▶ [TASK REQUIREMENTS] Return all of the entries exactly, with nothing added or left out.

+++ RECORDS TO USE

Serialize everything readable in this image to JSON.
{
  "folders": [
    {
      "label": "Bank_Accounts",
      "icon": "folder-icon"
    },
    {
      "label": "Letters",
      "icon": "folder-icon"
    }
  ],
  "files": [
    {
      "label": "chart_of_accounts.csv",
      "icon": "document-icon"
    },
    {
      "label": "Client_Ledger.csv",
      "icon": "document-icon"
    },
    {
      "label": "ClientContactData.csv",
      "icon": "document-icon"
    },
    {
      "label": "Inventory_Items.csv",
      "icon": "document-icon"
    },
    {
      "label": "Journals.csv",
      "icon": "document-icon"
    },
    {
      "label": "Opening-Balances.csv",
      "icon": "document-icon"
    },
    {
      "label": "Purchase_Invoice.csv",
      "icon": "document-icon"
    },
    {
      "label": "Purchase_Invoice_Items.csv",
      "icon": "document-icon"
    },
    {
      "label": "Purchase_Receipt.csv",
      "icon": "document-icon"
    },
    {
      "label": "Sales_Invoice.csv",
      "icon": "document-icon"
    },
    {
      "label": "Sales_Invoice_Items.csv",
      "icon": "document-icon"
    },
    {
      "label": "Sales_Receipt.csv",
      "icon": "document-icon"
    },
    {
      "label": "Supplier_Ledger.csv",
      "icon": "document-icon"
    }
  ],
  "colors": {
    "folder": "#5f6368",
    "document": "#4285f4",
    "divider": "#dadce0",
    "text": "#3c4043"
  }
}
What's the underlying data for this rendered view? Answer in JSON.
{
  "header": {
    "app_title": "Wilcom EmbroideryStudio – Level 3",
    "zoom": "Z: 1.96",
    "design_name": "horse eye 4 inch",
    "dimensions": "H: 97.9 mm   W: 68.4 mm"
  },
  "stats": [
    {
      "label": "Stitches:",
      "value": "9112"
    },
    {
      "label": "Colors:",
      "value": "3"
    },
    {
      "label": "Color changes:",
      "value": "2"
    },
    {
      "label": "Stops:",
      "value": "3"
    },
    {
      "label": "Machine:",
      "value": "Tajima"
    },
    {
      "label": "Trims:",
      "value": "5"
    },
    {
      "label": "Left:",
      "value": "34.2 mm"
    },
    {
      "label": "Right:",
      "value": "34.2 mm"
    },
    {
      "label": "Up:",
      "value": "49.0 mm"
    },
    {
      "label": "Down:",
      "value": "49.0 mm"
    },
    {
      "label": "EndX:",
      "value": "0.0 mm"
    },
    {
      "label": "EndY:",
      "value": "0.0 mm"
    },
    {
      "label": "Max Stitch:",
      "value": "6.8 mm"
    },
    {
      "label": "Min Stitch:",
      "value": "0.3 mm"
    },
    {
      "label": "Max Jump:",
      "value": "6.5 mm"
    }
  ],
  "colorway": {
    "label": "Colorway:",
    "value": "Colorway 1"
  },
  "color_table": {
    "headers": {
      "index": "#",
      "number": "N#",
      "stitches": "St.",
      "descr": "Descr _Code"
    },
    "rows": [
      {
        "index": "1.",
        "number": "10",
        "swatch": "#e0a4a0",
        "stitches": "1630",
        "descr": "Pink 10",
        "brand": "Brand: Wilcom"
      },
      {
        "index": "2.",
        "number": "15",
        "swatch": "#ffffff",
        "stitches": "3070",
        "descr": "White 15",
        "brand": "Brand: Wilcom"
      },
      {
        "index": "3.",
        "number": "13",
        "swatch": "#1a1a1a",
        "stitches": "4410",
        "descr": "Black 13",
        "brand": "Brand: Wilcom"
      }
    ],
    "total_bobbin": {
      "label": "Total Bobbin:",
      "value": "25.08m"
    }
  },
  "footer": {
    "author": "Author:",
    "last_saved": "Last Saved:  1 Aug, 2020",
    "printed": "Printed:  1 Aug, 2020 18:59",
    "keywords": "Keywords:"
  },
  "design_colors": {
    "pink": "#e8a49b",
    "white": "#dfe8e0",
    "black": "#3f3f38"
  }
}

++++++

▶ [TASK OUTPUT]
Serialize everything readable in this image to JSON.
{
  "folders": [
    {
      "label": "Bank_Accounts",
      "icon": "folder-icon"
    },
    {
      "label": "Letters",
      "icon": "folder-icon"
    }
  ],
  "files": [
    {
      "label": "chart_of_accounts.csv",
      "icon": "document-icon"
    },
    {
      "label": "Client_Ledger.csv",
      "icon": "document-icon"
    },
    {
      "label": "ClientContactData.csv",
      "icon": "document-icon"
    },
    {
      "label": "Inventory_Items.csv",
      "icon": "document-icon"
    },
    {
      "label": "Journals.csv",
      "icon": "document-icon"
    },
    {
      "label": "Opening-Balances.csv",
      "icon": "document-icon"
    },
    {
      "label": "Purchase_Invoice.csv",
      "icon": "document-icon"
    },
    {
      "label": "Purchase_Invoice_Items.csv",
      "icon": "document-icon"
    },
    {
      "label": "Purchase_Receipt.csv",
      "icon": "document-icon"
    },
    {
      "label": "Sales_Invoice.csv",
      "icon": "document-icon"
    },
    {
      "label": "Sales_Invoice_Items.csv",
      "icon": "document-icon"
    },
    {
      "label": "Sales_Receipt.csv",
      "icon": "document-icon"
    },
    {
      "label": "Supplier_Ledger.csv",
      "icon": "document-icon"
    }
  ],
  "colors": {
    "folder": "#5f6368",
    "document": "#4285f4",
    "divider": "#dadce0",
    "text": "#3c4043"
  }
}
What's the underlying data for this rendered view? Answer in JSON.
{
  "header": {
    "app_title": "Wilcom EmbroideryStudio – Level 3",
    "zoom": "Z: 1.96",
    "design_name": "horse eye 4 inch",
    "dimensions": "H: 97.9 mm   W: 68.4 mm"
  },
  "stats": [
    {
      "label": "Stitches:",
      "value": "9112"
    },
    {
      "label": "Colors:",
      "value": "3"
    },
    {
      "label": "Color changes:",
      "value": "2"
    },
    {
      "label": "Stops:",
      "value": "3"
    },
    {
      "label": "Machine:",
      "value": "Tajima"
    },
    {
      "label": "Trims:",
      "value": "5"
    },
    {
      "label": "Left:",
      "value": "34.2 mm"
    },
    {
      "label": "Right:",
      "value": "34.2 mm"
    },
    {
      "label": "Up:",
      "value": "49.0 mm"
    },
    {
      "label": "Down:",
      "value": "49.0 mm"
    },
    {
      "label": "EndX:",
      "value": "0.0 mm"
    },
    {
      "label": "EndY:",
      "value": "0.0 mm"
    },
    {
      "label": "Max Stitch:",
      "value": "6.8 mm"
    },
    {
      "label": "Min Stitch:",
      "value": "0.3 mm"
    },
    {
      "label": "Max Jump:",
      "value": "6.5 mm"
    }
  ],
  "colorway": {
    "label": "Colorway:",
    "value": "Colorway 1"
  },
  "color_table": {
    "headers": {
      "index": "#",
      "number": "N#",
      "stitches": "St.",
      "descr": "Descr _Code"
    },
    "rows": [
      {
        "index": "1.",
        "number": "10",
        "swatch": "#e0a4a0",
        "stitches": "1630",
        "descr": "Pink 10",
        "brand": "Brand: Wilcom"
      },
      {
        "index": "2.",
        "number": "15",
        "swatch": "#ffffff",
        "stitches": "3070",
        "descr": "White 15",
        "brand": "Brand: Wilcom"
      },
      {
        "index": "3.",
        "number": "13",
        "swatch": "#1a1a1a",
        "stitches": "4410",
        "descr": "Black 13",
        "brand": "Brand: Wilcom"
      }
    ],
    "total_bobbin": {
      "label": "Total Bobbin:",
      "value": "25.08m"
    }
  },
  "footer": {
    "author": "Author:",
    "last_saved": "Last Saved:  1 Aug, 2020",
    "printed": "Printed:  1 Aug, 2020 18:59",
    "keywords": "Keywords:"
  },
  "design_colors": {
    "pink": "#e8a49b",
    "white": "#dfe8e0",
    "black": "#3f3f38"
  }
}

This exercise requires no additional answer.